Start of MATERIAL SHOWN

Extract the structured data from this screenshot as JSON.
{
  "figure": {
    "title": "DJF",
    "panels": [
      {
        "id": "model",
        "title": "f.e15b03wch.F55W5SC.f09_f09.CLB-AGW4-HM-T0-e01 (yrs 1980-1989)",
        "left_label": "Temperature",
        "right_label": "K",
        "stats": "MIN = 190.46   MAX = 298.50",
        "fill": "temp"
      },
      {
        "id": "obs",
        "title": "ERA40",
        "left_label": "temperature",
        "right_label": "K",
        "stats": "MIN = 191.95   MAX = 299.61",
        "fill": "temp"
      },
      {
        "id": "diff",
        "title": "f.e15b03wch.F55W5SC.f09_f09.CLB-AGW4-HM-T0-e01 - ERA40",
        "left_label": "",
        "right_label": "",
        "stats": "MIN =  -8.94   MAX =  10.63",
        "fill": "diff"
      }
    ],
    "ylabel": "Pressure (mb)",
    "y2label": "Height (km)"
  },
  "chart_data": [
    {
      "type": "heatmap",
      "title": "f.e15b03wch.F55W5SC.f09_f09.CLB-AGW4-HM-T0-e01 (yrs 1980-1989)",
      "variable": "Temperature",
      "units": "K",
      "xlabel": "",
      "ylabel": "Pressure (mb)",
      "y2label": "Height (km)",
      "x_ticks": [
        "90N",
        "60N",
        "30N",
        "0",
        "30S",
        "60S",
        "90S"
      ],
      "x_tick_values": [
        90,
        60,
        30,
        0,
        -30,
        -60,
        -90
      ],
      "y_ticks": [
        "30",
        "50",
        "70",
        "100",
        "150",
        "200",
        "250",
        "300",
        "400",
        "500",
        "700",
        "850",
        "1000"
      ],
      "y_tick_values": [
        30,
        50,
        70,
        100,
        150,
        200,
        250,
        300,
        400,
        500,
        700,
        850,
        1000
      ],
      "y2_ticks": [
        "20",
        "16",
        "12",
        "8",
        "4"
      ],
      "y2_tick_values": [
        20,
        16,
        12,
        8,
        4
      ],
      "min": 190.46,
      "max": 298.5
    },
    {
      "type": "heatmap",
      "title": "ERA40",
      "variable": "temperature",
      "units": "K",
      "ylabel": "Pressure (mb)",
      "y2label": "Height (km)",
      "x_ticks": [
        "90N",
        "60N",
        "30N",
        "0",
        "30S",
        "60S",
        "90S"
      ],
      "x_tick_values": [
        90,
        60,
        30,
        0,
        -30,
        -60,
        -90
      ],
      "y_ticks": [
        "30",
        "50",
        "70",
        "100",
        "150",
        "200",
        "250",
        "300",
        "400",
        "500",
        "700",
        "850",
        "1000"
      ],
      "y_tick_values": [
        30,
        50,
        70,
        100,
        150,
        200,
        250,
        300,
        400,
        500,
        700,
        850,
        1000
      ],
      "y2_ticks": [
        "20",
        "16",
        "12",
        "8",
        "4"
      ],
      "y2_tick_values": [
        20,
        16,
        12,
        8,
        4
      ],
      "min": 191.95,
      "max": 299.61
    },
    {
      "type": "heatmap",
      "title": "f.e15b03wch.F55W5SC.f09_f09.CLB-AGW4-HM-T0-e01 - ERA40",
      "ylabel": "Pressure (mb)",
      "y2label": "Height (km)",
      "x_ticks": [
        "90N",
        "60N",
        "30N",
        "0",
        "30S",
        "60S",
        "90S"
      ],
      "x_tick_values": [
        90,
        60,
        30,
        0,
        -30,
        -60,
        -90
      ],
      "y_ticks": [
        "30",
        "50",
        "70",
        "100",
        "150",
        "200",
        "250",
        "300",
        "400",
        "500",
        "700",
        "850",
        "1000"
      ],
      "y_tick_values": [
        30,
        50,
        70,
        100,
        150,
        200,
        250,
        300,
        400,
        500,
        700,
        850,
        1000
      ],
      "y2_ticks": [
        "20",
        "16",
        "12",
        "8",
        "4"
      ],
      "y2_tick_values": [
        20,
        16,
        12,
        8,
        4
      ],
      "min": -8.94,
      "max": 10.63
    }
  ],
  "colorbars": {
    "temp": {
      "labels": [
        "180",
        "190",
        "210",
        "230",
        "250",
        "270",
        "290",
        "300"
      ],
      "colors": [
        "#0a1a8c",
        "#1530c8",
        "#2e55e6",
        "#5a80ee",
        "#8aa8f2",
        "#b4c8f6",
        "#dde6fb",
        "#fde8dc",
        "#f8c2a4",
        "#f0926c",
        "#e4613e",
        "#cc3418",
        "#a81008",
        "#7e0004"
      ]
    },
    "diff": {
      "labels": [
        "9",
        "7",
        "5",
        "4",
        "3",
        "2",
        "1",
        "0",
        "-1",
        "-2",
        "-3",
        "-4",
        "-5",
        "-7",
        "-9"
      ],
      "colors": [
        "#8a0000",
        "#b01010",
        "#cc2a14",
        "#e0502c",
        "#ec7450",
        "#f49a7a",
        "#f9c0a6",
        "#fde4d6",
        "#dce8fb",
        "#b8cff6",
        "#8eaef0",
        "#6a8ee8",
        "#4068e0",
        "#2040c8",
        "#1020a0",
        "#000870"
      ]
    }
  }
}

End of MATERIAL SHOWN

**THE PROBLEM**
Copy out all of the lines above exactly.

**SOLUTION FOR THIS PROBLEM**
Extract the structured data from this screenshot as JSON.
{
  "figure": {
    "title": "DJF",
    "panels": [
      {
        "id": "model",
        "title": "f.e15b03wch.F55W5SC.f09_f09.CLB-AGW4-HM-T0-e01 (yrs 1980-1989)",
        "left_label": "Temperature",
        "right_label": "K",
        "stats": "MIN = 190.46   MAX = 298.50",
        "fill": "temp"
      },
      {
        "id": "obs",
        "title": "ERA40",
        "left_label": "temperature",
        "right_label": "K",
        "stats": "MIN = 191.95   MAX = 299.61",
        "fill": "temp"
      },
      {
        "id": "diff",
        "title": "f.e15b03wch.F55W5SC.f09_f09.CLB-AGW4-HM-T0-e01 - ERA40",
        "left_label": "",
        "right_label": "",
        "stats": "MIN =  -8.94   MAX =  10.63",
        "fill": "diff"
      }
    ],
    "ylabel": "Pressure (mb)",
    "y2label": "Height (km)"
  },
  "chart_data": [
    {
      "type": "heatmap",
      "title": "f.e15b03wch.F55W5SC.f09_f09.CLB-AGW4-HM-T0-e01 (yrs 1980-1989)",
      "variable": "Temperature",
      "units": "K",
      "xlabel": "",
      "ylabel": "Pressure (mb)",
      "y2label": "Height (km)",
      "x_ticks": [
        "90N",
        "60N",
        "30N",
        "0",
        "30S",
        "60S",
        "90S"
      ],
      "x_tick_values": [
        90,
        60,
        30,
        0,
        -30,
        -60,
        -90
      ],
      "y_ticks": [
        "30",
        "50",
        "70",
        "100",
        "150",
        "200",
        "250",
        "300",
        "400",
        "500",
        "700",
        "850",
        "1000"
      ],
      "y_tick_values": [
        30,
        50,
        70,
        100,
        150,
        200,
        250,
        300,
        400,
        500,
        700,
        850,
        1000
      ],
      "y2_ticks": [
        "20",
        "16",
        "12",
        "8",
        "4"
      ],
      "y2_tick_values": [
        20,
        16,
        12,
        8,
        4
      ],
      "min": 190.46,
      "max": 298.5
    },
    {
      "type": "heatmap",
      "title": "ERA40",
      "variable": "temperature",
      "units": "K",
      "ylabel": "Pressure (mb)",
      "y2label": "Height (km)",
      "x_ticks": [
        "90N",
        "60N",
        "30N",
        "0",
        "30S",
        "60S",
        "90S"
      ],
      "x_tick_values": [
        90,
        60,
        30,
        0,
        -30,
        -60,
        -90
      ],
      "y_ticks": [
        "30",
        "50",
        "70",
        "100",
        "150",
        "200",
        "250",
        "300",
        "400",
        "500",
        "700",
        "850",
        "1000"
      ],
      "y_tick_values": [
        30,
        50,
        70,
        100,
        150,
        200,
        250,
        300,
        400,
        500,
        700,
        850,
        1000
      ],
      "y2_ticks": [
        "20",
        "16",
        "12",
        "8",
        "4"
      ],
      "y2_tick_values": [
        20,
        16,
        12,
        8,
        4
      ],
      "min": 191.95,
      "max": 299.61
    },
    {
      "type": "heatmap",
      "title": "f.e15b03wch.F55W5SC.f09_f09.CLB-AGW4-HM-T0-e01 - ERA40",
      "ylabel": "Pressure (mb)",
      "y2label": "Height (km)",
      "x_ticks": [
        "90N",
        "60N",
        "30N",
        "0",
        "30S",
        "60S",
        "90S"
      ],
      "x_tick_values": [
        90,
        60,
        30,
        0,
        -30,
        -60,
        -90
      ],
      "y_ticks": [
        "30",
        "50",
        "70",
        "100",
        "150",
        "200",
        "250",
        "300",
        "400",
        "500",
        "700",
        "850",
        "1000"
      ],
      "y_tick_values": [
        30,
        50,
        70,
        100,
        150,
        200,
        250,
        300,
        400,
        500,
        700,
        850,
        1000
      ],
      "y2_ticks": [
        "20",
        "16",
        "12",
        "8",
        "4"
      ],
      "y2_tick_values": [
        20,
        16,
        12,
        8,
        4
      ],
      "min": -8.94,
      "max": 10.63
    }
  ],
  "colorbars": {
    "temp": {
      "labels": [
        "180",
        "190",
        "210",
        "230",
        "250",
        "270",
        "290",
        "300"
      ],
      "colors": [
        "#0a1a8c",
        "#1530c8",
        "#2e55e6",
        "#5a80ee",
        "#8aa8f2",
        "#b4c8f6",
        "#dde6fb",
        "#fde8dc",
        "#f8c2a4",
        "#f0926c",
        "#e4613e",
        "#cc3418",
        "#a81008",
        "#7e0004"
      ]
    },
    "diff": {
      "labels": [
        "9",
        "7",
        "5",
        "4",
        "3",
        "2",
        "1",
        "0",
        "-1",
        "-2",
        "-3",
        "-4",
        "-5",
        "-7",
        "-9"
      ],
      "colors": [
        "#8a0000",
        "#b01010",
        "#cc2a14",
        "#e0502c",
        "#ec7450",
        "#f49a7a",
        "#f9c0a6",
        "#fde4d6",
        "#dce8fb",
        "#b8cff6",
        "#8eaef0",
        "#6a8ee8",
        "#4068e0",
        "#2040c8",
        "#1020a0",
        "#000870"
      ]
    }
  }
}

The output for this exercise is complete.